-- EXERCISE OBJECTIVE --
Each entry below is to be printed verbatim.

-- RAW RECORDS --
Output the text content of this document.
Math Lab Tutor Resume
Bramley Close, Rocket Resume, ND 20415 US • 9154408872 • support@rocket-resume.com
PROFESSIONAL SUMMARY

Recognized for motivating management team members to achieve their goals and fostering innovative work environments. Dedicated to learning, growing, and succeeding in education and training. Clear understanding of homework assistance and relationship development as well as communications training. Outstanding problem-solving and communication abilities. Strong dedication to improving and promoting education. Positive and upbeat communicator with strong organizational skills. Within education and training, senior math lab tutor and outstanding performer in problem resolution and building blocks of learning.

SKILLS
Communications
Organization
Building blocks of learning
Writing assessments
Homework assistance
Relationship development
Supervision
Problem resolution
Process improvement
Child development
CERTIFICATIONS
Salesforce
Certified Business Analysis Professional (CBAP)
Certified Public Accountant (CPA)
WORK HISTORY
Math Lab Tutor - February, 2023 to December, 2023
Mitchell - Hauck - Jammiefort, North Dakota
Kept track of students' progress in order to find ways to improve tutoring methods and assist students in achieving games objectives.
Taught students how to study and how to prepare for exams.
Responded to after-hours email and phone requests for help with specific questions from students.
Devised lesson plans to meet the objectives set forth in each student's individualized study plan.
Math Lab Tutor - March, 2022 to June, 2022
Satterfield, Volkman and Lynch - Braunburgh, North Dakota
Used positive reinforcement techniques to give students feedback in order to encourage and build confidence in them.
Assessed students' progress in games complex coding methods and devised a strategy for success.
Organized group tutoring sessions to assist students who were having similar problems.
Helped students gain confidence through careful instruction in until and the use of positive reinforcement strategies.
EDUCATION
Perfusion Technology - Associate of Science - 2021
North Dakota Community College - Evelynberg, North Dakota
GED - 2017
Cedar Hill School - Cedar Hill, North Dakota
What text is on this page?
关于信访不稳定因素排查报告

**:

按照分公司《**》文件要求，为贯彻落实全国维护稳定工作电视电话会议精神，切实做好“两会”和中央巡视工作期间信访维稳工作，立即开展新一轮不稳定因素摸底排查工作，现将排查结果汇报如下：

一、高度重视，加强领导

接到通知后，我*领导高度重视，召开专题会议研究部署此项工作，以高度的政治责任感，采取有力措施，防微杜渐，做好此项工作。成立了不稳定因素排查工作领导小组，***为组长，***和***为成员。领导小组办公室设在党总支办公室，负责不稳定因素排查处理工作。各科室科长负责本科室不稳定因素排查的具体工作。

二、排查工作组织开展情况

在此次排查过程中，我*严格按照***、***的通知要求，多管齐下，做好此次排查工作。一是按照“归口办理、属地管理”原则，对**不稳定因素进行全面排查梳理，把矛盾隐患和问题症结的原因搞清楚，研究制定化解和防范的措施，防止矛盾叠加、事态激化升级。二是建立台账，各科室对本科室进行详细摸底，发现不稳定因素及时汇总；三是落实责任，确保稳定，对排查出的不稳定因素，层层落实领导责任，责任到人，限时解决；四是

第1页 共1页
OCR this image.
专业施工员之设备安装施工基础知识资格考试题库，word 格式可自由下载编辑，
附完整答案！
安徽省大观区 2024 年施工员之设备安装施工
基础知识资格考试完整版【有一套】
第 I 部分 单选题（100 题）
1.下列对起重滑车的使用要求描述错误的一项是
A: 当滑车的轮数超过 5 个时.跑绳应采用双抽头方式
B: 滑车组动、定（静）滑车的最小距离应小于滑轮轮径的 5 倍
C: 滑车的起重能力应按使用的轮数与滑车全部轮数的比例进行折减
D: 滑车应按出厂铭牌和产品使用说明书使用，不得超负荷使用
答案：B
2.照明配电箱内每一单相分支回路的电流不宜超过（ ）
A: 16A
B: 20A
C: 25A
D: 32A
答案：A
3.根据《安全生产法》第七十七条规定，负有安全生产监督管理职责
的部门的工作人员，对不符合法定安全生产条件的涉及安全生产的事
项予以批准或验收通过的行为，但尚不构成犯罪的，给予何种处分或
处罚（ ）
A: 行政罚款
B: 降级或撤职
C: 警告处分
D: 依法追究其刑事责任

-- SOLVED PROBLEM --
Output the text content of this document.
Math Lab Tutor Resume
Bramley Close, Rocket Resume, ND 20415 US • 9154408872 • support@rocket-resume.com
PROFESSIONAL SUMMARY

Recognized for motivating management team members to achieve their goals and fostering innovative work environments. Dedicated to learning, growing, and succeeding in education and training. Clear understanding of homework assistance and relationship development as well as communications training. Outstanding problem-solving and communication abilities. Strong dedication to improving and promoting education. Positive and upbeat communicator with strong organizational skills. Within education and training, senior math lab tutor and outstanding performer in problem resolution and building blocks of learning.

SKILLS
Communications
Organization
Building blocks of learning
Writing assessments
Homework assistance
Relationship development
Supervision
Problem resolution
Process improvement
Child development
CERTIFICATIONS
Salesforce
Certified Business Analysis Professional (CBAP)
Certified Public Accountant (CPA)
WORK HISTORY
Math Lab Tutor - February, 2023 to December, 2023
Mitchell - Hauck - Jammiefort, North Dakota
Kept track of students' progress in order to find ways to improve tutoring methods and assist students in achieving games objectives.
Taught students how to study and how to prepare for exams.
Responded to after-hours email and phone requests for help with specific questions from students.
Devised lesson plans to meet the objectives set forth in each student's individualized study plan.
Math Lab Tutor - March, 2022 to June, 2022
Satterfield, Volkman and Lynch - Braunburgh, North Dakota
Used positive reinforcement techniques to give students feedback in order to encourage and build confidence in them.
Assessed students' progress in games complex coding methods and devised a strategy for success.
Organized group tutoring sessions to assist students who were having similar problems.
Helped students gain confidence through careful instruction in until and the use of positive reinforcement strategies.
EDUCATION
Perfusion Technology - Associate of Science - 2021
North Dakota Community College - Evelynberg, North Dakota
GED - 2017
Cedar Hill School - Cedar Hill, North Dakota
What text is on this page?
关于信访不稳定因素排查报告

**:

按照分公司《**》文件要求，为贯彻落实全国维护稳定工作电视电话会议精神，切实做好“两会”和中央巡视工作期间信访维稳工作，立即开展新一轮不稳定因素摸底排查工作，现将排查结果汇报如下：

一、高度重视，加强领导

接到通知后，我*领导高度重视，召开专题会议研究部署此项工作，以高度的政治责任感，采取有力措施，防微杜渐，做好此项工作。成立了不稳定因素排查工作领导小组，***为组长，***和***为成员。领导小组办公室设在党总支办公室，负责不稳定因素排查处理工作。各科室科长负责本科室不稳定因素排查的具体工作。

二、排查工作组织开展情况

在此次排查过程中，我*严格按照***、***的通知要求，多管齐下，做好此次排查工作。一是按照“归口办理、属地管理”原则，对**不稳定因素进行全面排查梳理，把矛盾隐患和问题症结的原因搞清楚，研究制定化解和防范的措施，防止矛盾叠加、事态激化升级。二是建立台账，各科室对本科室进行详细摸底，发现不稳定因素及时汇总；三是落实责任，确保稳定，对排查出的不稳定因素，层层落实领导责任，责任到人，限时解决；四是

第1页 共1页
OCR this image.
专业施工员之设备安装施工基础知识资格考试题库，word 格式可自由下载编辑，
附完整答案！
安徽省大观区 2024 年施工员之设备安装施工
基础知识资格考试完整版【有一套】
第 I 部分 单选题（100 题）
1.下列对起重滑车的使用要求描述错误的一项是
A: 当滑车的轮数超过 5 个时.跑绳应采用双抽头方式
B: 滑车组动、定（静）滑车的最小距离应小于滑轮轮径的 5 倍
C: 滑车的起重能力应按使用的轮数与滑车全部轮数的比例进行折减
D: 滑车应按出厂铭牌和产品使用说明书使用，不得超负荷使用
答案：B
2.照明配电箱内每一单相分支回路的电流不宜超过（ ）
A: 16A
B: 20A
C: 25A
D: 32A
答案：A
3.根据《安全生产法》第七十七条规定，负有安全生产监督管理职责
的部门的工作人员，对不符合法定安全生产条件的涉及安全生产的事
项予以批准或验收通过的行为，但尚不构成犯罪的，给予何种处分或
处罚（ ）
A: 行政罚款
B: 降级或撤职
C: 警告处分
D: 依法追究其刑事责任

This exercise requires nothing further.